## [REQUEST]
Exactly reproduce each record listed below.

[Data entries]
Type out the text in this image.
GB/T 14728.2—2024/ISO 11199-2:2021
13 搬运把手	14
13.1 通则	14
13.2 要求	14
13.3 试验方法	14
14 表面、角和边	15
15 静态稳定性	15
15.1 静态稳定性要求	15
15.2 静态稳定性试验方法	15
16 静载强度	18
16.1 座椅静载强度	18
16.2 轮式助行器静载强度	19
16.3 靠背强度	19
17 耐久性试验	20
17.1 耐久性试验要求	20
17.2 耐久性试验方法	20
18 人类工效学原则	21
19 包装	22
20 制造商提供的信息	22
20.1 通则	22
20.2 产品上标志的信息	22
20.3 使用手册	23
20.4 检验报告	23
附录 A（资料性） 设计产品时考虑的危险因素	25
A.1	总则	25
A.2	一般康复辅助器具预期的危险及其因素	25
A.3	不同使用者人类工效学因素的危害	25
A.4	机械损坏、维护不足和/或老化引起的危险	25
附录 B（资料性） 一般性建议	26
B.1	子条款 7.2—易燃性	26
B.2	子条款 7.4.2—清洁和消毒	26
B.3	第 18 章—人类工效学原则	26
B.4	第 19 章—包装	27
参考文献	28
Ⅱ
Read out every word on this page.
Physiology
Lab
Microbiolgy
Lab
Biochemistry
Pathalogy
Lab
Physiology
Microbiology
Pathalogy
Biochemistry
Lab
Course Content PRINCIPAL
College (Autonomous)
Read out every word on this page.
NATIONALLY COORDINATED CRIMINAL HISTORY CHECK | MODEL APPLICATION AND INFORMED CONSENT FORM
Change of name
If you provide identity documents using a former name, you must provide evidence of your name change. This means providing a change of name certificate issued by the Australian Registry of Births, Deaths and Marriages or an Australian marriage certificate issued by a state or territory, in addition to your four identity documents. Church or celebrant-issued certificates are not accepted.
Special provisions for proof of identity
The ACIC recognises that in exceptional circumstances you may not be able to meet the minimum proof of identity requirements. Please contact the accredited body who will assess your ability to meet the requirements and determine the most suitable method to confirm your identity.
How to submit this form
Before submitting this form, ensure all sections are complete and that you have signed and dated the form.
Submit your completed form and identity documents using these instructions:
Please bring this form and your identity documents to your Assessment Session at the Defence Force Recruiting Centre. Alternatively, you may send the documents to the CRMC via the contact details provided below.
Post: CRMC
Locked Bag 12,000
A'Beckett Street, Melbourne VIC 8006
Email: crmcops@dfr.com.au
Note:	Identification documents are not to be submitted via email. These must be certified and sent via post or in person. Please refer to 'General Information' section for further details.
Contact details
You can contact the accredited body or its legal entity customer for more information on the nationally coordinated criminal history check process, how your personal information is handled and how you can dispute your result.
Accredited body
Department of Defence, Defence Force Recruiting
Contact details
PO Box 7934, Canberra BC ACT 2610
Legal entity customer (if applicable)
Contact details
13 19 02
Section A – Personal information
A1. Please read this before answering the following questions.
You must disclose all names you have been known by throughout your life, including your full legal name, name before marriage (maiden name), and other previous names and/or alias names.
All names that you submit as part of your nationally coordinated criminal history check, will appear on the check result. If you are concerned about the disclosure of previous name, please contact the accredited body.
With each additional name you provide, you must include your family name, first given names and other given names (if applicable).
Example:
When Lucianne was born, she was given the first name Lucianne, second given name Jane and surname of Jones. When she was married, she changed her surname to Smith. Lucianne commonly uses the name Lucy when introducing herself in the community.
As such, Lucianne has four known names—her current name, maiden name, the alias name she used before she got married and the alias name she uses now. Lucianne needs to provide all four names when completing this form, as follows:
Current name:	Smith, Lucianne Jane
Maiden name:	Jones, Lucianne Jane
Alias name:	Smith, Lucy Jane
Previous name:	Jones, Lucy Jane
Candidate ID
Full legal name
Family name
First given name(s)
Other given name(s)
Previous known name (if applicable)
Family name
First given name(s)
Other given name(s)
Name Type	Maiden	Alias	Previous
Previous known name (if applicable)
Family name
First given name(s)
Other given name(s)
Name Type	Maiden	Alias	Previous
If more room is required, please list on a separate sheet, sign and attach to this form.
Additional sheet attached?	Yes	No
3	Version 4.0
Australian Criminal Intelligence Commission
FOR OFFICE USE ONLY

## [WRITTEN ANSWER]
Type out the text in this image.
GB/T 14728.2—2024/ISO 11199-2:2021
13 搬运把手	14
13.1 通则	14
13.2 要求	14
13.3 试验方法	14
14 表面、角和边	15
15 静态稳定性	15
15.1 静态稳定性要求	15
15.2 静态稳定性试验方法	15
16 静载强度	18
16.1 座椅静载强度	18
16.2 轮式助行器静载强度	19
16.3 靠背强度	19
17 耐久性试验	20
17.1 耐久性试验要求	20
17.2 耐久性试验方法	20
18 人类工效学原则	21
19 包装	22
20 制造商提供的信息	22
20.1 通则	22
20.2 产品上标志的信息	22
20.3 使用手册	23
20.4 检验报告	23
附录 A（资料性） 设计产品时考虑的危险因素	25
A.1	总则	25
A.2	一般康复辅助器具预期的危险及其因素	25
A.3	不同使用者人类工效学因素的危害	25
A.4	机械损坏、维护不足和/或老化引起的危险	25
附录 B（资料性） 一般性建议	26
B.1	子条款 7.2—易燃性	26
B.2	子条款 7.4.2—清洁和消毒	26
B.3	第 18 章—人类工效学原则	26
B.4	第 19 章—包装	27
参考文献	28
Ⅱ
Read out every word on this page.
Physiology
Lab
Microbiolgy
Lab
Biochemistry
Pathalogy
Lab
Physiology
Microbiology
Pathalogy
Biochemistry
Lab
Course Content PRINCIPAL
College (Autonomous)
Read out every word on this page.
NATIONALLY COORDINATED CRIMINAL HISTORY CHECK | MODEL APPLICATION AND INFORMED CONSENT FORM
Change of name
If you provide identity documents using a former name, you must provide evidence of your name change. This means providing a change of name certificate issued by the Australian Registry of Births, Deaths and Marriages or an Australian marriage certificate issued by a state or territory, in addition to your four identity documents. Church or celebrant-issued certificates are not accepted.
Special provisions for proof of identity
The ACIC recognises that in exceptional circumstances you may not be able to meet the minimum proof of identity requirements. Please contact the accredited body who will assess your ability to meet the requirements and determine the most suitable method to confirm your identity.
How to submit this form
Before submitting this form, ensure all sections are complete and that you have signed and dated the form.
Submit your completed form and identity documents using these instructions:
Please bring this form and your identity documents to your Assessment Session at the Defence Force Recruiting Centre. Alternatively, you may send the documents to the CRMC via the contact details provided below.
Post: CRMC
Locked Bag 12,000
A'Beckett Street, Melbourne VIC 8006
Email: crmcops@dfr.com.au
Note:	Identification documents are not to be submitted via email. These must be certified and sent via post or in person. Please refer to 'General Information' section for further details.
Contact details
You can contact the accredited body or its legal entity customer for more information on the nationally coordinated criminal history check process, how your personal information is handled and how you can dispute your result.
Accredited body
Department of Defence, Defence Force Recruiting
Contact details
PO Box 7934, Canberra BC ACT 2610
Legal entity customer (if applicable)
Contact details
13 19 02
Section A – Personal information
A1. Please read this before answering the following questions.
You must disclose all names you have been known by throughout your life, including your full legal name, name before marriage (maiden name), and other previous names and/or alias names.
All names that you submit as part of your nationally coordinated criminal history check, will appear on the check result. If you are concerned about the disclosure of previous name, please contact the accredited body.
With each additional name you provide, you must include your family name, first given names and other given names (if applicable).
Example:
When Lucianne was born, she was given the first name Lucianne, second given name Jane and surname of Jones. When she was married, she changed her surname to Smith. Lucianne commonly uses the name Lucy when introducing herself in the community.
As such, Lucianne has four known names—her current name, maiden name, the alias name she used before she got married and the alias name she uses now. Lucianne needs to provide all four names when completing this form, as follows:
Current name:	Smith, Lucianne Jane
Maiden name:	Jones, Lucianne Jane
Alias name:	Smith, Lucy Jane
Previous name:	Jones, Lucy Jane
Candidate ID
Full legal name
Family name
First given name(s)
Other given name(s)
Previous known name (if applicable)
Family name
First given name(s)
Other given name(s)
Name Type	Maiden	Alias	Previous
Previous known name (if applicable)
Family name
First given name(s)
Other given name(s)
Name Type	Maiden	Alias	Previous
If more room is required, please list on a separate sheet, sign and attach to this form.
Additional sheet attached?	Yes	No
3	Version 4.0
Australian Criminal Intelligence Commission
FOR OFFICE USE ONLY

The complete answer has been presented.